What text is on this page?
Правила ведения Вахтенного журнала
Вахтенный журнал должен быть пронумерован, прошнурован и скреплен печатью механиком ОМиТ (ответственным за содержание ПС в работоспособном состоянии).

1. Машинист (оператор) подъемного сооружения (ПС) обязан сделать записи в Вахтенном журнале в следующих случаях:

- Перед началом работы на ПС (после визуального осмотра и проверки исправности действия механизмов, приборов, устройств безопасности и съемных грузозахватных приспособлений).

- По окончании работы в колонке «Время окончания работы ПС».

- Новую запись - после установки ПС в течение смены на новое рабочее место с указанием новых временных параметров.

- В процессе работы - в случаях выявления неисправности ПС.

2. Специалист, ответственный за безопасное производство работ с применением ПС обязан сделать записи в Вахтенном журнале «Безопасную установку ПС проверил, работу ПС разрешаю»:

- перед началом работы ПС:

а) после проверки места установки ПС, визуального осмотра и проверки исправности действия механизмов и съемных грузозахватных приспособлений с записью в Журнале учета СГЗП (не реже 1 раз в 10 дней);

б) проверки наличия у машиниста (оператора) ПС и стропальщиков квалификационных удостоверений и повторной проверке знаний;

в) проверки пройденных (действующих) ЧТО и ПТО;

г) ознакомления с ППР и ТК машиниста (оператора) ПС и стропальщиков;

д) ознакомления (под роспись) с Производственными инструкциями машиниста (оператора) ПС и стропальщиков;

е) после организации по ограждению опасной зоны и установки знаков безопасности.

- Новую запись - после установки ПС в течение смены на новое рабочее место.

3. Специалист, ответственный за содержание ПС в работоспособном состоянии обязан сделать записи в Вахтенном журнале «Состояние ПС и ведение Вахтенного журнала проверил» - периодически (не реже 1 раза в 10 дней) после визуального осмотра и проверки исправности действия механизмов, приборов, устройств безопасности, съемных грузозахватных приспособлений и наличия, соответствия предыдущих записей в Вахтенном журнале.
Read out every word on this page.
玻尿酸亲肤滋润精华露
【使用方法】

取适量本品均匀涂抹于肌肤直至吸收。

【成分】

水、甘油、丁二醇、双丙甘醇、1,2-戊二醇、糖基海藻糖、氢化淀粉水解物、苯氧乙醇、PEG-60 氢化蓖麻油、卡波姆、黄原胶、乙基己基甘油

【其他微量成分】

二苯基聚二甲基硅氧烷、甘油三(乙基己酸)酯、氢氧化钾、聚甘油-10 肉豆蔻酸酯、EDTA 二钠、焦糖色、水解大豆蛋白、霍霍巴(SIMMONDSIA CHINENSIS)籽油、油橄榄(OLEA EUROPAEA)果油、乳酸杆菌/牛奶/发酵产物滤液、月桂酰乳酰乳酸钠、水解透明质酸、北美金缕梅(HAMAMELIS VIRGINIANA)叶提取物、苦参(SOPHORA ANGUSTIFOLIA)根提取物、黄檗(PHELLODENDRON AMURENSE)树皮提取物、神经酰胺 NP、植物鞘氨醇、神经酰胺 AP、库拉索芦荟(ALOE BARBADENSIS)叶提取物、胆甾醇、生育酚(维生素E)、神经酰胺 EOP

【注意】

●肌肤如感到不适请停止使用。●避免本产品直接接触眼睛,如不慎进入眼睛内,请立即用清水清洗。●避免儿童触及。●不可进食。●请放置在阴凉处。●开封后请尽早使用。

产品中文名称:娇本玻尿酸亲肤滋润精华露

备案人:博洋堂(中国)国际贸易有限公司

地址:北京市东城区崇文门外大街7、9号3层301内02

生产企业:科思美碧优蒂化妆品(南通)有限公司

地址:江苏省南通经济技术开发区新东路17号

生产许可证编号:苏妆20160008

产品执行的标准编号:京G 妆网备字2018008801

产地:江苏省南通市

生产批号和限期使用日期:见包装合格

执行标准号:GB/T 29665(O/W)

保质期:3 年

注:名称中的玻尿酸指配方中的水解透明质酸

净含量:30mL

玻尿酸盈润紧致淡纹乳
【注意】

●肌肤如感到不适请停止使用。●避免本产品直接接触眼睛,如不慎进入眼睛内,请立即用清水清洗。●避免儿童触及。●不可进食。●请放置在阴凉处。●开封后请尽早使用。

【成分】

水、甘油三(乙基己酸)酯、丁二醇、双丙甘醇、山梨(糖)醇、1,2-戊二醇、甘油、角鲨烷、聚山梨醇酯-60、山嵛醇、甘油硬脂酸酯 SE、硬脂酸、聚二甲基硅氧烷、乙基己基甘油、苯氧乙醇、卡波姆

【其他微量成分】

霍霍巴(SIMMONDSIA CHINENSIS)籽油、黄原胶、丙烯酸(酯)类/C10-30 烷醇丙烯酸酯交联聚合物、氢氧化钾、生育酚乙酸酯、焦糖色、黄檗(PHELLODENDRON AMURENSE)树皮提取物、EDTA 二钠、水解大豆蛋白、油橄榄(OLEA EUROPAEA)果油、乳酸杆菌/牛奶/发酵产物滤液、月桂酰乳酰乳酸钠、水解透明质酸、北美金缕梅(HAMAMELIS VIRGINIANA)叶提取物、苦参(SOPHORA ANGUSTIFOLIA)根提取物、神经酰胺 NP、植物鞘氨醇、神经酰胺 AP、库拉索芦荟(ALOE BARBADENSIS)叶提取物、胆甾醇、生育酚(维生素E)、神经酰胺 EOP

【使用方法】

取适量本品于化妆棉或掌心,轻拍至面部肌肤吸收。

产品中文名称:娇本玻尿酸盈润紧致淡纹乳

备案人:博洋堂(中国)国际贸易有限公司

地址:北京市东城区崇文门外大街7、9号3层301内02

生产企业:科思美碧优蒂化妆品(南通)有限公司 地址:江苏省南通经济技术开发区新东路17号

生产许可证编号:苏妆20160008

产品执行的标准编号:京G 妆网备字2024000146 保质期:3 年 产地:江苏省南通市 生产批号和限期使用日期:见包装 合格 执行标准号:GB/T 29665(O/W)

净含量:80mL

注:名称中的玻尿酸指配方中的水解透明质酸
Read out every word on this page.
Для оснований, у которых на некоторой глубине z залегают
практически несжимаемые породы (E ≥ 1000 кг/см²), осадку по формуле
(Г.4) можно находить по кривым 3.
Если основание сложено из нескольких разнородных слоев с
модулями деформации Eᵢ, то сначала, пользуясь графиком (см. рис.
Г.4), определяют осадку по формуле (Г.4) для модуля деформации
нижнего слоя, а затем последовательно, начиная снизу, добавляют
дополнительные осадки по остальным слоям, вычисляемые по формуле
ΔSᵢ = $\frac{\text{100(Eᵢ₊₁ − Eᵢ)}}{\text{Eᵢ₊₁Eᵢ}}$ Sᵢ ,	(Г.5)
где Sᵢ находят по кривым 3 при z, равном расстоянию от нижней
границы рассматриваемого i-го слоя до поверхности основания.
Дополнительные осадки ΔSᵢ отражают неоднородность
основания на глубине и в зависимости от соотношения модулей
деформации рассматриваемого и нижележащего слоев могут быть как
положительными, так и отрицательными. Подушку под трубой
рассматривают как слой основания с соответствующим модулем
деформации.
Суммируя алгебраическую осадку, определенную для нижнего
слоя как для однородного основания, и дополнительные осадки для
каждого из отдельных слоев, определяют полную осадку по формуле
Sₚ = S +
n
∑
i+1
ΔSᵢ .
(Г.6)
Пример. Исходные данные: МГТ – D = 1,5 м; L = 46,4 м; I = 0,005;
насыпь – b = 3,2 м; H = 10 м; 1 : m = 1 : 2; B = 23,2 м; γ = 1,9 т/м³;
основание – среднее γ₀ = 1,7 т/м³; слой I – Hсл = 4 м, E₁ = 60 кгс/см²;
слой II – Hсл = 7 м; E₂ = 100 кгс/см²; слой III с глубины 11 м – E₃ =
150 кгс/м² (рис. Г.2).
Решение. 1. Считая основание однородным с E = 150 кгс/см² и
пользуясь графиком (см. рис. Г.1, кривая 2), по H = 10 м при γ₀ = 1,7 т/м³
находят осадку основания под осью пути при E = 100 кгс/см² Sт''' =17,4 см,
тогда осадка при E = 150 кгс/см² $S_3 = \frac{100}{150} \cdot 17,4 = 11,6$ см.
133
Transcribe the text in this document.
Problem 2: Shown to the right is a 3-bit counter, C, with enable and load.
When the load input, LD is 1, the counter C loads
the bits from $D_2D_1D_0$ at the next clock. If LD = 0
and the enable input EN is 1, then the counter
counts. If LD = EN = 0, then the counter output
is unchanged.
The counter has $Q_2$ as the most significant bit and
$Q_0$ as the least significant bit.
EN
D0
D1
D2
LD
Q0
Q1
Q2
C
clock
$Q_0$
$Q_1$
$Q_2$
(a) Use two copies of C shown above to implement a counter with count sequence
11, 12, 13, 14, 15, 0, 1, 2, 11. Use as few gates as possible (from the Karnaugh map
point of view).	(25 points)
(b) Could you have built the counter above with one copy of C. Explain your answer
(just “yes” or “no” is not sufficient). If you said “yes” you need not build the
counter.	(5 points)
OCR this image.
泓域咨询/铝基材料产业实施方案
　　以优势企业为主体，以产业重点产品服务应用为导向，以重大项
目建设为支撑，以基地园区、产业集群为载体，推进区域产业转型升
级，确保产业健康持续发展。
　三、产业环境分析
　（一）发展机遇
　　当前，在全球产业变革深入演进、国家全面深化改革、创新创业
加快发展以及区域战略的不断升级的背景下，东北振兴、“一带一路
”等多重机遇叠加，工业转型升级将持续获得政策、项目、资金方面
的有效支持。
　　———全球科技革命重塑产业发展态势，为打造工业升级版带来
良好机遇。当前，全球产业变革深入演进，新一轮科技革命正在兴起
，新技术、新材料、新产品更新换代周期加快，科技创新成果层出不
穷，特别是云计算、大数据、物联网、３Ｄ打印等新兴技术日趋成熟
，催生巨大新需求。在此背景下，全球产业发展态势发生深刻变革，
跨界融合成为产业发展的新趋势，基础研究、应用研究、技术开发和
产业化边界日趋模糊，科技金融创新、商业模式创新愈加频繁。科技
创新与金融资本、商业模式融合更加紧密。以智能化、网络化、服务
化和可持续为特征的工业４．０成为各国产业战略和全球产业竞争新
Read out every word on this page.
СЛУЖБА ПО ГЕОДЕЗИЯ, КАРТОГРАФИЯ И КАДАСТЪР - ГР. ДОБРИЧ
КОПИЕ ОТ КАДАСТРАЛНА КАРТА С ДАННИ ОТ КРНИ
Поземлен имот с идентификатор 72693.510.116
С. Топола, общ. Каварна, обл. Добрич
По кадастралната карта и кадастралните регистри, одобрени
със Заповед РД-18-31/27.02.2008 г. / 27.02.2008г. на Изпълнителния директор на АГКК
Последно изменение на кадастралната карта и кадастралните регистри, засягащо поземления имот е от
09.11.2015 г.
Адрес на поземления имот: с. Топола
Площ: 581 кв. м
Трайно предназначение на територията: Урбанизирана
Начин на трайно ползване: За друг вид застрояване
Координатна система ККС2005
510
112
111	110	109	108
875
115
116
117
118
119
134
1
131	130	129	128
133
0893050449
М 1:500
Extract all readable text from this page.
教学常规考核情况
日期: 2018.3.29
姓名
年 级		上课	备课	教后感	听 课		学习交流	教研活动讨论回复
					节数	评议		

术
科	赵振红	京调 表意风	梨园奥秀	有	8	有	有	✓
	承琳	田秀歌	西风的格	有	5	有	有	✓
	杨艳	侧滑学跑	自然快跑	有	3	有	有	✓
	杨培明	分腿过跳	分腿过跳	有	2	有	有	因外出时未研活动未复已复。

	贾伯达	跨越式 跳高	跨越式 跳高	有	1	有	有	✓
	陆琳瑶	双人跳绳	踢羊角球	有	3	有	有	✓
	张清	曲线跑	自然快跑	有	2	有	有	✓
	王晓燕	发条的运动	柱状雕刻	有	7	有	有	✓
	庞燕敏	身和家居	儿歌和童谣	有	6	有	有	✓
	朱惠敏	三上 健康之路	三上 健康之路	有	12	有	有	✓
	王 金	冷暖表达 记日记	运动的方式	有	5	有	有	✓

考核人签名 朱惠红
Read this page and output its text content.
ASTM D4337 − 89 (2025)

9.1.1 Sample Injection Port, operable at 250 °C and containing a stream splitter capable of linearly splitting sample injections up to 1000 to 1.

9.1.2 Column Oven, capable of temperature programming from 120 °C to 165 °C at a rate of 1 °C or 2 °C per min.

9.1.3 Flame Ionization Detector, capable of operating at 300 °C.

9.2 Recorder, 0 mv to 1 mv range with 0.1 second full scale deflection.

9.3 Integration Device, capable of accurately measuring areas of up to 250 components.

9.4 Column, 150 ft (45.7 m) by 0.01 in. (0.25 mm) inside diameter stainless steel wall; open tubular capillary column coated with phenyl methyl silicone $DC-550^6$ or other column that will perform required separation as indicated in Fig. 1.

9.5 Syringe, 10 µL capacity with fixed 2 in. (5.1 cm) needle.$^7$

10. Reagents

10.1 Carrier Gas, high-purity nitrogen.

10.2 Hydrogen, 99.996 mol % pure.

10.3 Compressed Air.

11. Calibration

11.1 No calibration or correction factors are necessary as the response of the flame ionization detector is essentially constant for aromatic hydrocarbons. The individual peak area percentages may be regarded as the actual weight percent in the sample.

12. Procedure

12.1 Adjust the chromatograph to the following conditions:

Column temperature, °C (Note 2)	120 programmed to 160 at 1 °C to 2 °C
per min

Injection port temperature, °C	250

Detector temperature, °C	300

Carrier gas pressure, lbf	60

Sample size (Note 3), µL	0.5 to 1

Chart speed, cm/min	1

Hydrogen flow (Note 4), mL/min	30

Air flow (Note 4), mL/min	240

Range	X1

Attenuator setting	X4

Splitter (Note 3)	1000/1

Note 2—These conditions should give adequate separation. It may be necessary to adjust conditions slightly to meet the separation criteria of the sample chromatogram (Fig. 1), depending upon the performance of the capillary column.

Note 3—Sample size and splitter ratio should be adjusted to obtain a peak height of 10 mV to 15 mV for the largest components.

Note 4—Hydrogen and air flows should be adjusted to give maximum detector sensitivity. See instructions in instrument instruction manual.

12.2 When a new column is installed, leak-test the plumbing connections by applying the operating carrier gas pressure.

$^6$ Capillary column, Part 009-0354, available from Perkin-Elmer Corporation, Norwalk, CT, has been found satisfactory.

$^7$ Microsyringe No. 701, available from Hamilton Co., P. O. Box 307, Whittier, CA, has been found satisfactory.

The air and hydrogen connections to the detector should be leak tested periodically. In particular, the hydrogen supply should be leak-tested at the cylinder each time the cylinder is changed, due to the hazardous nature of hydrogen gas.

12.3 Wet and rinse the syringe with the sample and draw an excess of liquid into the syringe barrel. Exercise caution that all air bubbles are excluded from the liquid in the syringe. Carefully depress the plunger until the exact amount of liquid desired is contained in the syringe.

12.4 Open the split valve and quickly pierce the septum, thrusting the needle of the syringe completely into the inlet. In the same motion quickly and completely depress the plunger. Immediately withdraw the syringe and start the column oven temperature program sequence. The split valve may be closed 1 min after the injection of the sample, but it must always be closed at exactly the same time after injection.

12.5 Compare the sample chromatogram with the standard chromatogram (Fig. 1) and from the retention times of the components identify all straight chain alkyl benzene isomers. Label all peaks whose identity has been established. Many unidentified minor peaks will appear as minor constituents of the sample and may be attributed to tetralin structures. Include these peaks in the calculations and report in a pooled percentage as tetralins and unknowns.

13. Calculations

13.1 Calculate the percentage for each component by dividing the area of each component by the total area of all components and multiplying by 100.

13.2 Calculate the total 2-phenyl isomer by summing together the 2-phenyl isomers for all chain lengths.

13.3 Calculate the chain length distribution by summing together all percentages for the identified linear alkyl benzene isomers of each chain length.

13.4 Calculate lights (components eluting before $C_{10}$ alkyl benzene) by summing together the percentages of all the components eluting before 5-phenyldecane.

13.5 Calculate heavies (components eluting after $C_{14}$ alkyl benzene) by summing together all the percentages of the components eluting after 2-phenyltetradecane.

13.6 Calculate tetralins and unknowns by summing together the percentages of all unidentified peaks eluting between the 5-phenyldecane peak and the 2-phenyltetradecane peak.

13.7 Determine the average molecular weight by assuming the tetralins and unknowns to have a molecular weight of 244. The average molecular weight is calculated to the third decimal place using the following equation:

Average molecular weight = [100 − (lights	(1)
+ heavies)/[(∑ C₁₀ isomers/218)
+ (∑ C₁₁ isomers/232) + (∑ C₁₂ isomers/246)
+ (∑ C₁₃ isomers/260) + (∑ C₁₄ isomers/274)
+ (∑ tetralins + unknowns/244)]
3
::::::::::
Given problem →
Which lines include the word "above"? Copy every one of them.

Answer to the problem →
(a) Use two copies of C shown above to implement a counter with count sequence
(b) Could you have built the counter above with one copy of C. Explain your answer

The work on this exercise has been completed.